> **WORK TO BE COMPLETED**
Which lines hold the word "Borough"? Copy each one.

[Stored data entries]
__________

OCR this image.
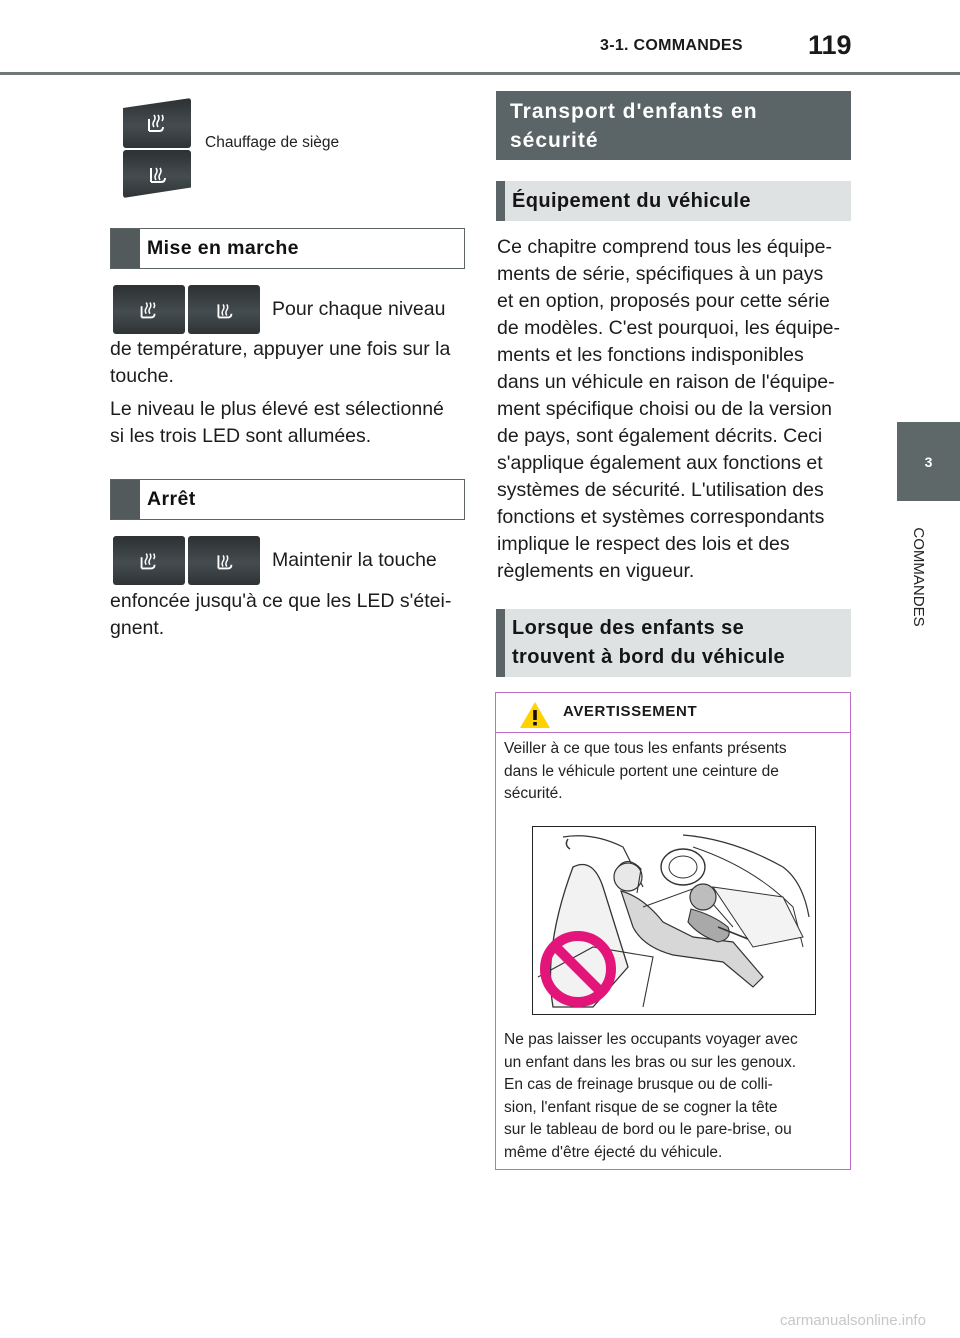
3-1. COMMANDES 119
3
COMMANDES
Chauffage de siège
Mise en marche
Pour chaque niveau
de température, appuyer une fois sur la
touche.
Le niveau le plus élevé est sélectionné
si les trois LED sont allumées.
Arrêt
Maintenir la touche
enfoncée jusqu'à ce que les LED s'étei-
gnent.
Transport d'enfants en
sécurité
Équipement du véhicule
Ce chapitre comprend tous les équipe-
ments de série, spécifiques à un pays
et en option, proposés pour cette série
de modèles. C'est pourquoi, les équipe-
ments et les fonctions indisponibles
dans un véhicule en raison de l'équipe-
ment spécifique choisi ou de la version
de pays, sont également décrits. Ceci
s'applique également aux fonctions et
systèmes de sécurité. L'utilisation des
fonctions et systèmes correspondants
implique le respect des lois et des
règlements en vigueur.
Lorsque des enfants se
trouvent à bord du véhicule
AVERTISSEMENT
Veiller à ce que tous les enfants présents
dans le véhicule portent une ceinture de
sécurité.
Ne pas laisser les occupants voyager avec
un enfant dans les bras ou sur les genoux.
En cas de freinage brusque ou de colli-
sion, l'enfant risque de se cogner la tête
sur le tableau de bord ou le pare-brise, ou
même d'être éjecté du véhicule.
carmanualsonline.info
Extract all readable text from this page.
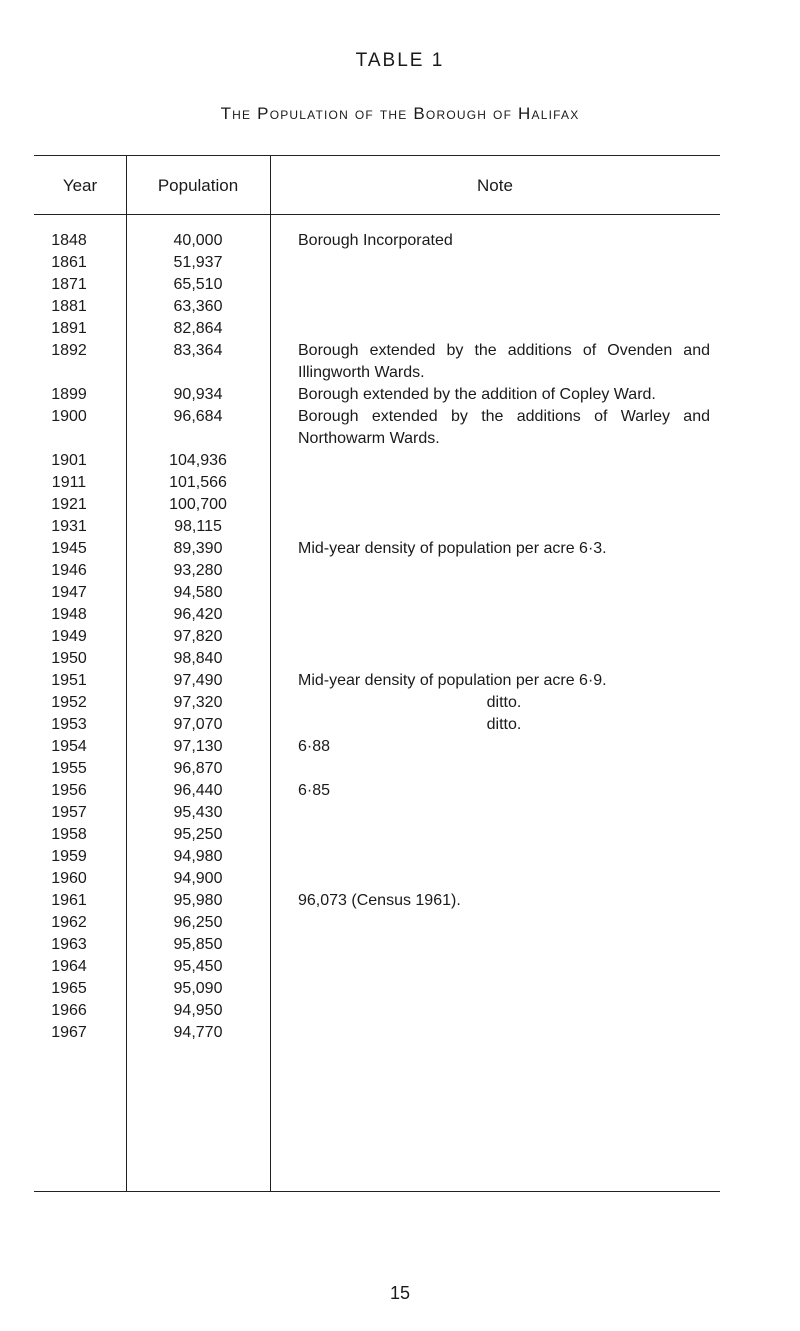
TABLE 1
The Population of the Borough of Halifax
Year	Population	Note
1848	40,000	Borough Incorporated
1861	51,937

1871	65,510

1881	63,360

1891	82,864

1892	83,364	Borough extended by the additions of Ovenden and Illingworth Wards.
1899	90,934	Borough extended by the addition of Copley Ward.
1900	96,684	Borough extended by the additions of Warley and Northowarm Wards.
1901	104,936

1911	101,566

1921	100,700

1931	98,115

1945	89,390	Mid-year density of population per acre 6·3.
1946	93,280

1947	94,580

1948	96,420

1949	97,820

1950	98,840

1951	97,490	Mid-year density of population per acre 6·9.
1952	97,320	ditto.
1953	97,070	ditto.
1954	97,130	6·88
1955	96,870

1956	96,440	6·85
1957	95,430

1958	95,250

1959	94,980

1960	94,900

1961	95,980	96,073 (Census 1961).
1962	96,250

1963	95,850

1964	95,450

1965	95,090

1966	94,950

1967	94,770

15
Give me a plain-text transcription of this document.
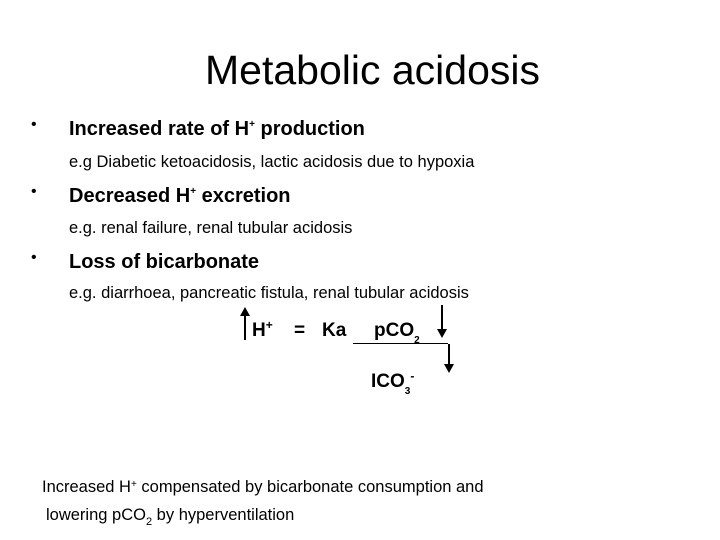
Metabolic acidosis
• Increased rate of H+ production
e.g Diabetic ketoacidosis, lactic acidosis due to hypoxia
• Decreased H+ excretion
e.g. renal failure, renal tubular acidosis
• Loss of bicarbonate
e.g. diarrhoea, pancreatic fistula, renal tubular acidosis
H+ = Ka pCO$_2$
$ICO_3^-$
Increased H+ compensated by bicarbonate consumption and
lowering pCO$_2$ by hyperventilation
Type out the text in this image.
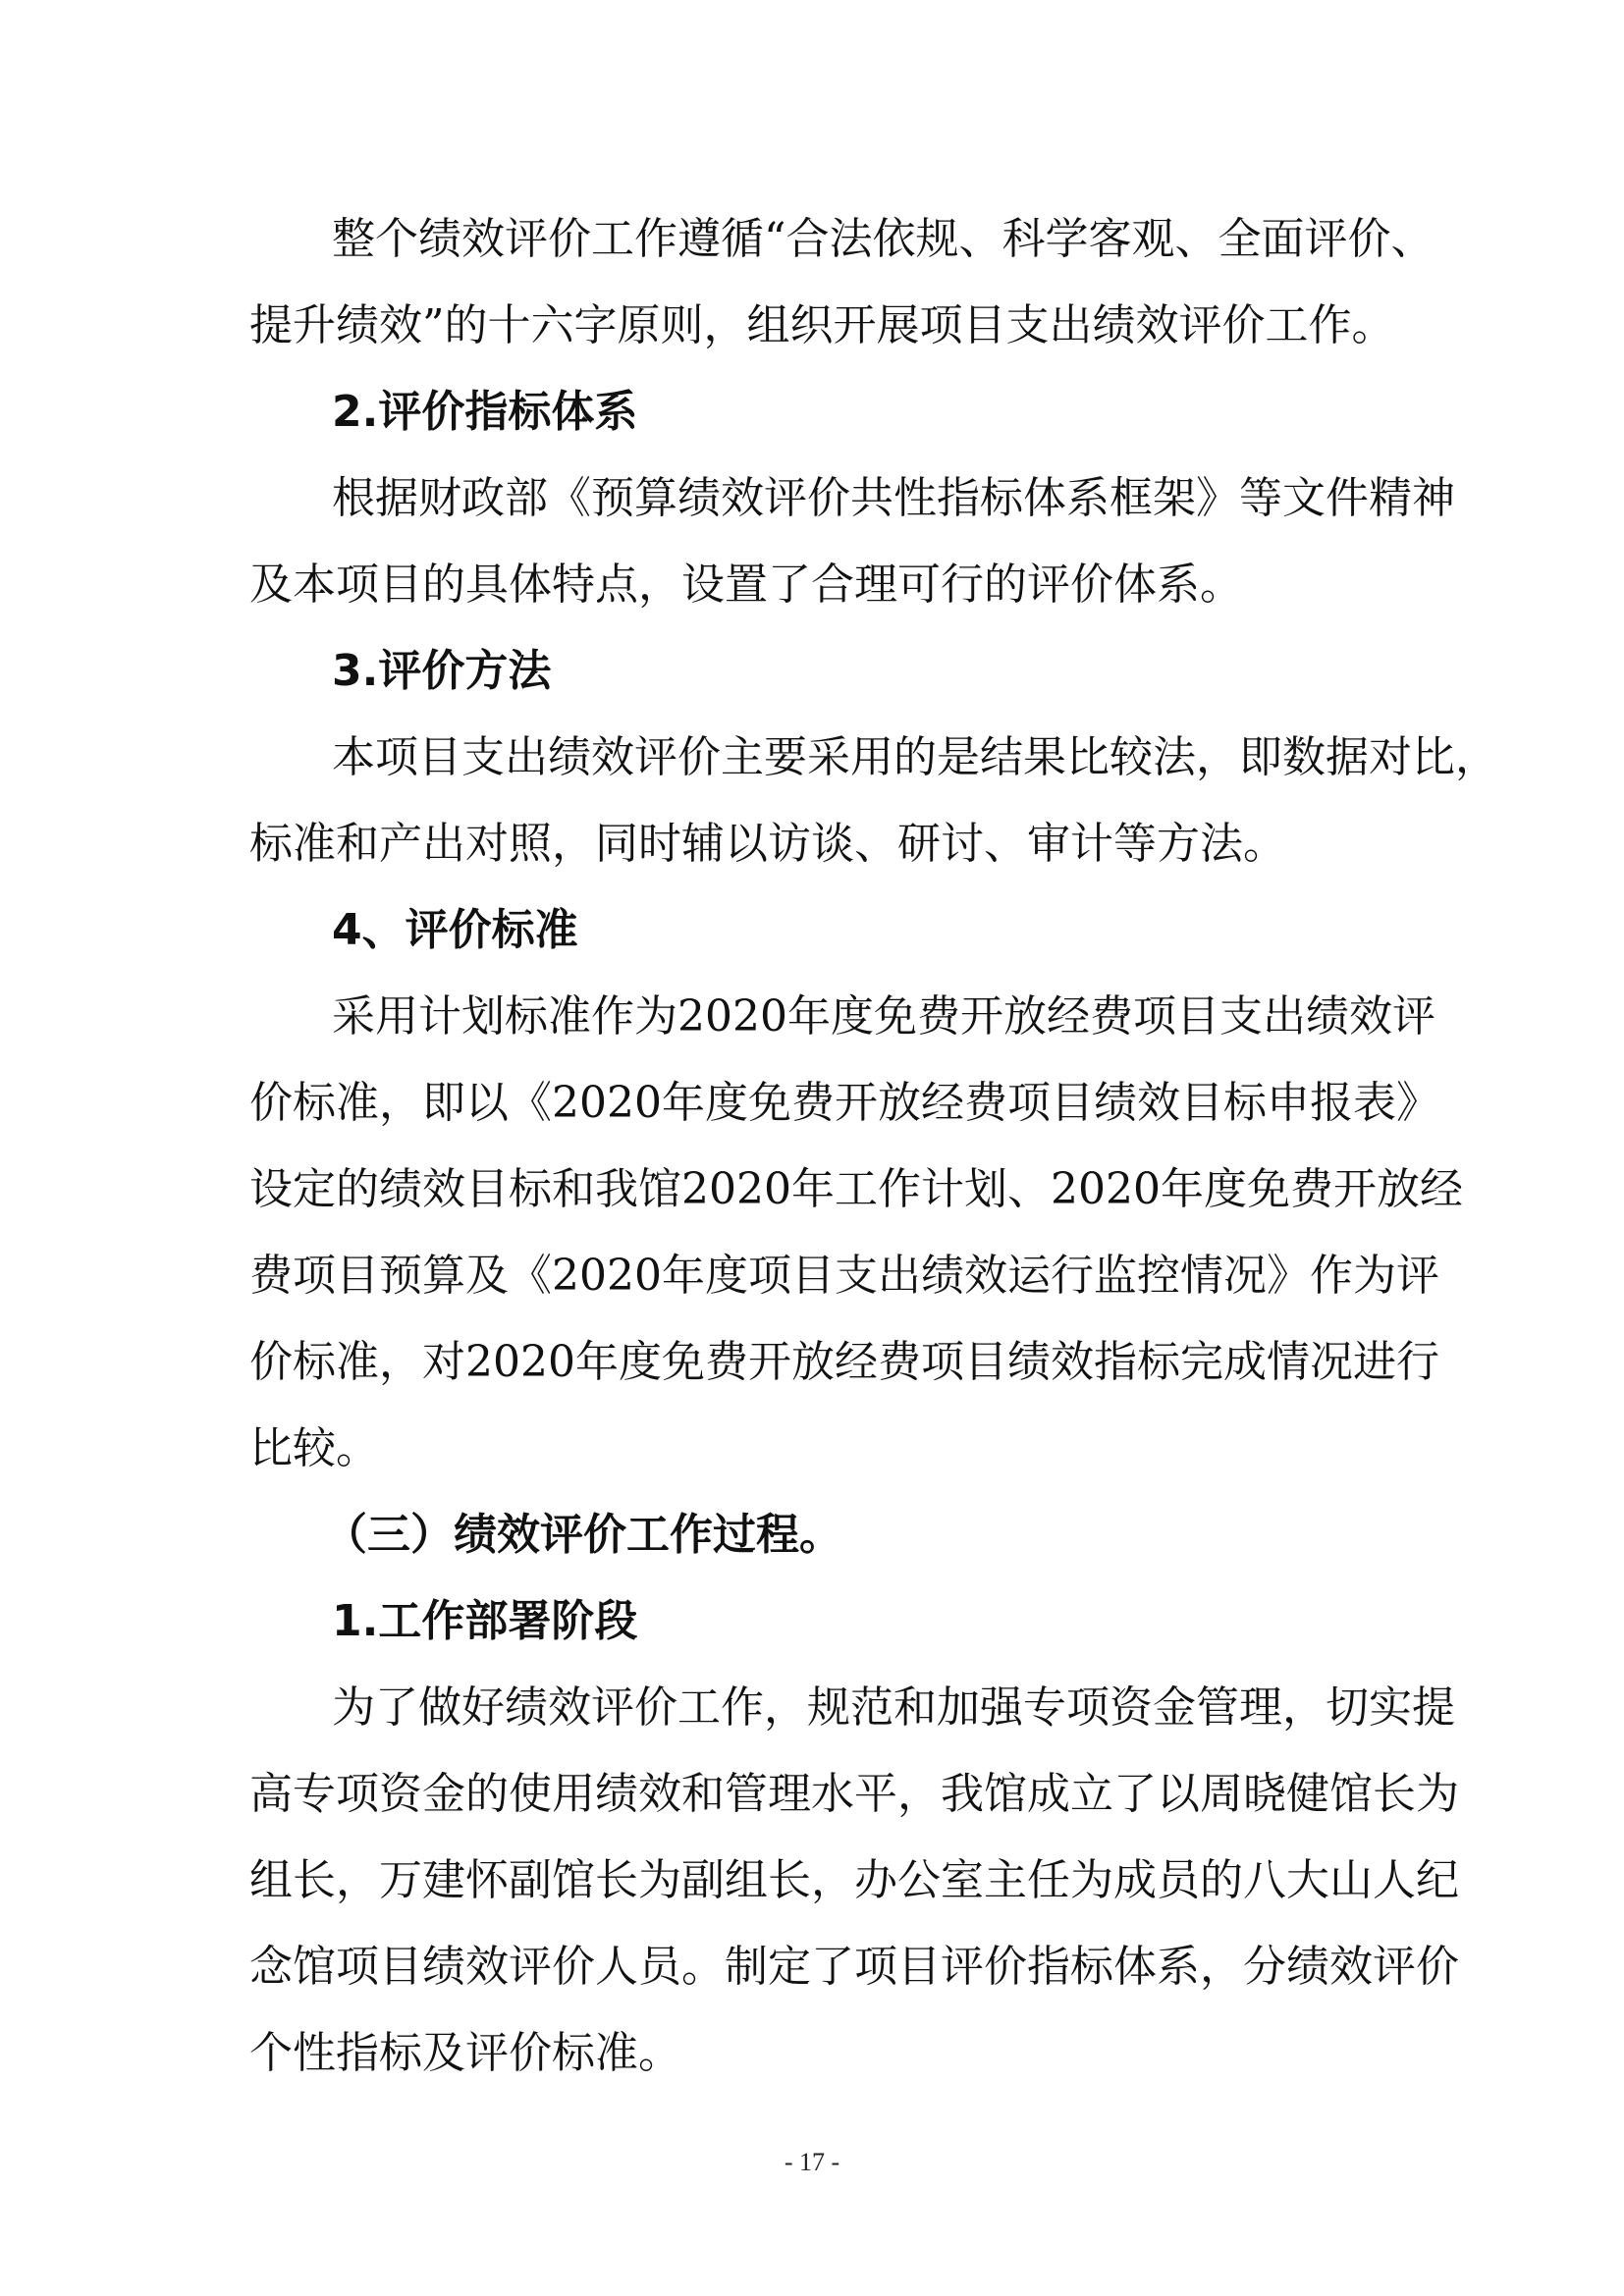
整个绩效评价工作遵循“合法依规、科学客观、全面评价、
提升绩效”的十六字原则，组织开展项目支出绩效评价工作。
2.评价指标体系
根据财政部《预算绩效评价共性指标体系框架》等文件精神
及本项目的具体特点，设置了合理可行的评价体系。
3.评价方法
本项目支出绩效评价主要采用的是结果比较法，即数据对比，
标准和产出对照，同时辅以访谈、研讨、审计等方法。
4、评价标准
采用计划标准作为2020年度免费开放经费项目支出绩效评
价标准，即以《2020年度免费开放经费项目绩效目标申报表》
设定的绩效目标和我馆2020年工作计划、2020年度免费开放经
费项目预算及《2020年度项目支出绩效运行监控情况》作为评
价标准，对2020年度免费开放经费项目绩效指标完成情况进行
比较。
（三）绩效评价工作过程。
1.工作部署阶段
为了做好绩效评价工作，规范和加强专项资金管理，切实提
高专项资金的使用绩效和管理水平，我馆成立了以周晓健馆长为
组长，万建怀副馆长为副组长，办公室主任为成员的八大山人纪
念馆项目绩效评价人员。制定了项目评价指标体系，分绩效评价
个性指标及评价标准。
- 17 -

__________

> **ANSWER TO THIS TASK**
The Population of the Borough of Halifax
1848	40,000	Borough Incorporated
1892	83,364	Borough extended by the additions of Ovenden and Illingworth Wards.
1899	90,934	Borough extended by the addition of Copley Ward.
1900	96,684	Borough extended by the additions of Warley and Northowarm Wards.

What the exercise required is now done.